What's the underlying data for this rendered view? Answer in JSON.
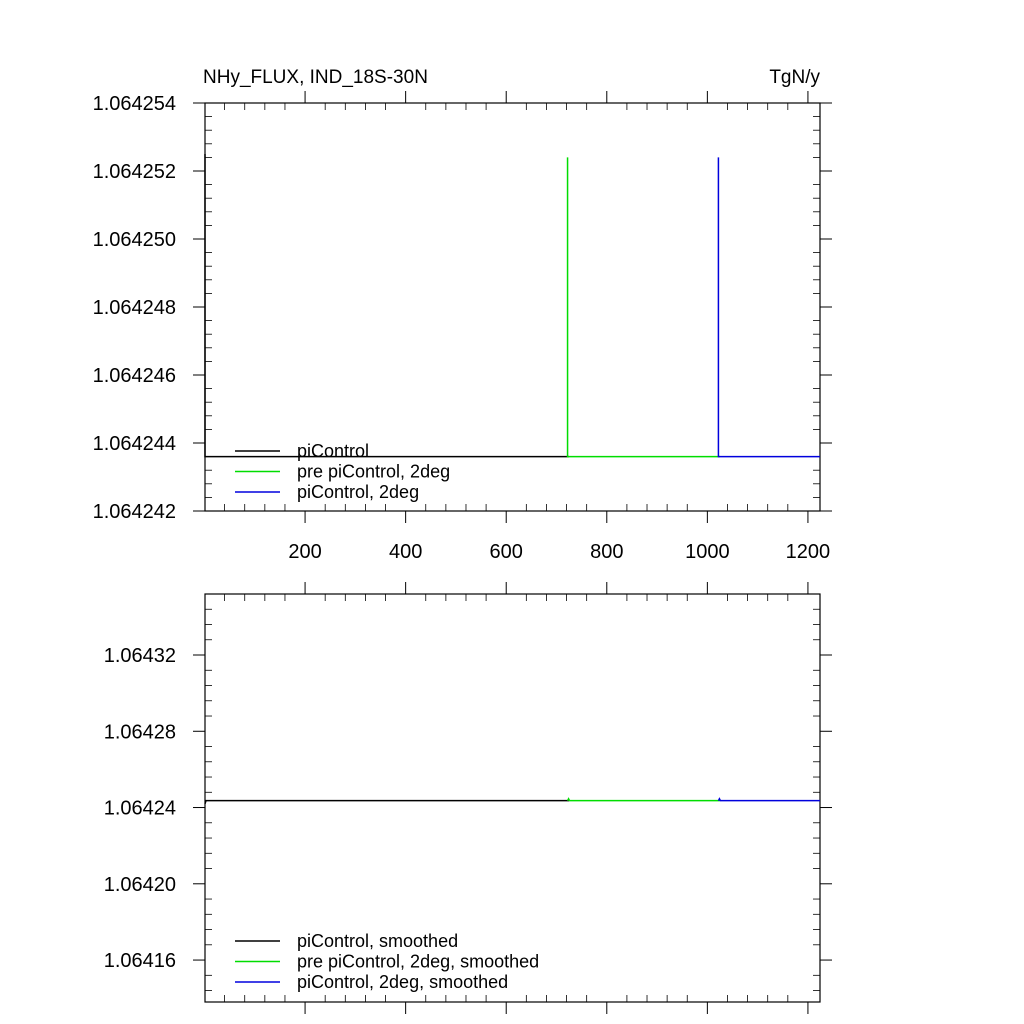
{
  "chart_data": [
    {
      "type": "line",
      "title": "NHy_FLUX, IND_18S-30N",
      "units": "TgN/y",
      "xlabel": "",
      "ylabel": "",
      "xlim": [
        1,
        1224
      ],
      "ylim": [
        1.064242,
        1.064254
      ],
      "x_ticks": [
        200,
        400,
        600,
        800,
        1000,
        1200
      ],
      "x_tick_labels": [
        "200",
        "400",
        "600",
        "800",
        "1000",
        "1200"
      ],
      "y_ticks": [
        1.064242,
        1.064244,
        1.064246,
        1.064248,
        1.06425,
        1.064252,
        1.064254
      ],
      "y_tick_labels": [
        "1.064242",
        "1.064244",
        "1.064246",
        "1.064248",
        "1.064250",
        "1.064252",
        "1.064254"
      ],
      "legend_position": "bottom-left",
      "series": [
        {
          "name": "piControl",
          "color": "#000000",
          "x": [
            1,
            1,
            5,
            10,
            100,
            300,
            500,
            725
          ],
          "y": [
            1.0642525,
            1.0642436,
            1.0642436,
            1.0642436,
            1.0642436,
            1.0642436,
            1.0642436,
            1.0642436
          ]
        },
        {
          "name": "pre piControl, 2deg",
          "color": "#00dd00",
          "x": [
            722,
            722,
            725,
            900,
            1025
          ],
          "y": [
            1.0642524,
            1.0642436,
            1.0642436,
            1.0642436,
            1.0642436
          ]
        },
        {
          "name": "piControl, 2deg",
          "color": "#0000dd",
          "x": [
            1022,
            1022,
            1025,
            1100,
            1224
          ],
          "y": [
            1.0642524,
            1.0642436,
            1.0642436,
            1.0642436,
            1.0642436
          ]
        }
      ]
    },
    {
      "type": "line",
      "title": "",
      "xlabel": "",
      "ylabel": "",
      "xlim": [
        1,
        1224
      ],
      "ylim": [
        1.064138,
        1.064352
      ],
      "x_ticks": [
        200,
        400,
        600,
        800,
        1000,
        1200
      ],
      "x_tick_labels": [],
      "y_ticks": [
        1.06416,
        1.0642,
        1.06424,
        1.06428,
        1.06432
      ],
      "y_tick_labels": [
        "1.06416",
        "1.06420",
        "1.06424",
        "1.06428",
        "1.06432"
      ],
      "legend_position": "bottom-left",
      "series": [
        {
          "name": "piControl, smoothed",
          "color": "#000000",
          "x": [
            1,
            3,
            5,
            100,
            300,
            500,
            725
          ],
          "y": [
            1.064242,
            1.0642436,
            1.0642436,
            1.0642436,
            1.0642436,
            1.0642436,
            1.0642436
          ]
        },
        {
          "name": "pre piControl, 2deg, smoothed",
          "color": "#00dd00",
          "x": [
            722,
            724,
            726,
            900,
            1025
          ],
          "y": [
            1.0642436,
            1.0642446,
            1.0642436,
            1.0642436,
            1.0642436
          ]
        },
        {
          "name": "piControl, 2deg, smoothed",
          "color": "#0000dd",
          "x": [
            1022,
            1024,
            1026,
            1100,
            1224
          ],
          "y": [
            1.0642436,
            1.0642446,
            1.0642436,
            1.0642436,
            1.0642436
          ]
        }
      ]
    }
  ]
}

:: What you should do ::
Copy all the records above exactly, but leave out the pictures.

:: Final answer ::
What's the underlying data for this rendered view? Answer in JSON.
{
  "chart_data": [
    {
      "type": "line",
      "title": "NHy_FLUX, IND_18S-30N",
      "units": "TgN/y",
      "xlabel": "",
      "ylabel": "",
      "xlim": [
        1,
        1224
      ],
      "ylim": [
        1.064242,
        1.064254
      ],
      "x_ticks": [
        200,
        400,
        600,
        800,
        1000,
        1200
      ],
      "x_tick_labels": [
        "200",
        "400",
        "600",
        "800",
        "1000",
        "1200"
      ],
      "y_ticks": [
        1.064242,
        1.064244,
        1.064246,
        1.064248,
        1.06425,
        1.064252,
        1.064254
      ],
      "y_tick_labels": [
        "1.064242",
        "1.064244",
        "1.064246",
        "1.064248",
        "1.064250",
        "1.064252",
        "1.064254"
      ],
      "legend_position": "bottom-left",
      "series": [
        {
          "name": "piControl",
          "color": "#000000",
          "x": [
            1,
            1,
            5,
            10,
            100,
            300,
            500,
            725
          ],
          "y": [
            1.0642525,
            1.0642436,
            1.0642436,
            1.0642436,
            1.0642436,
            1.0642436,
            1.0642436,
            1.0642436
          ]
        },
        {
          "name": "pre piControl, 2deg",
          "color": "#00dd00",
          "x": [
            722,
            722,
            725,
            900,
            1025
          ],
          "y": [
            1.0642524,
            1.0642436,
            1.0642436,
            1.0642436,
            1.0642436
          ]
        },
        {
          "name": "piControl, 2deg",
          "color": "#0000dd",
          "x": [
            1022,
            1022,
            1025,
            1100,
            1224
          ],
          "y": [
            1.0642524,
            1.0642436,
            1.0642436,
            1.0642436,
            1.0642436
          ]
        }
      ]
    },
    {
      "type": "line",
      "title": "",
      "xlabel": "",
      "ylabel": "",
      "xlim": [
        1,
        1224
      ],
      "ylim": [
        1.064138,
        1.064352
      ],
      "x_ticks": [
        200,
        400,
        600,
        800,
        1000,
        1200
      ],
      "x_tick_labels": [],
      "y_ticks": [
        1.06416,
        1.0642,
        1.06424,
        1.06428,
        1.06432
      ],
      "y_tick_labels": [
        "1.06416",
        "1.06420",
        "1.06424",
        "1.06428",
        "1.06432"
      ],
      "legend_position": "bottom-left",
      "series": [
        {
          "name": "piControl, smoothed",
          "color": "#000000",
          "x": [
            1,
            3,
            5,
            100,
            300,
            500,
            725
          ],
          "y": [
            1.064242,
            1.0642436,
            1.0642436,
            1.0642436,
            1.0642436,
            1.0642436,
            1.0642436
          ]
        },
        {
          "name": "pre piControl, 2deg, smoothed",
          "color": "#00dd00",
          "x": [
            722,
            724,
            726,
            900,
            1025
          ],
          "y": [
            1.0642436,
            1.0642446,
            1.0642436,
            1.0642436,
            1.0642436
          ]
        },
        {
          "name": "piControl, 2deg, smoothed",
          "color": "#0000dd",
          "x": [
            1022,
            1024,
            1026,
            1100,
            1224
          ],
          "y": [
            1.0642436,
            1.0642446,
            1.0642436,
            1.0642436,
            1.0642436
          ]
        }
      ]
    }
  ]
}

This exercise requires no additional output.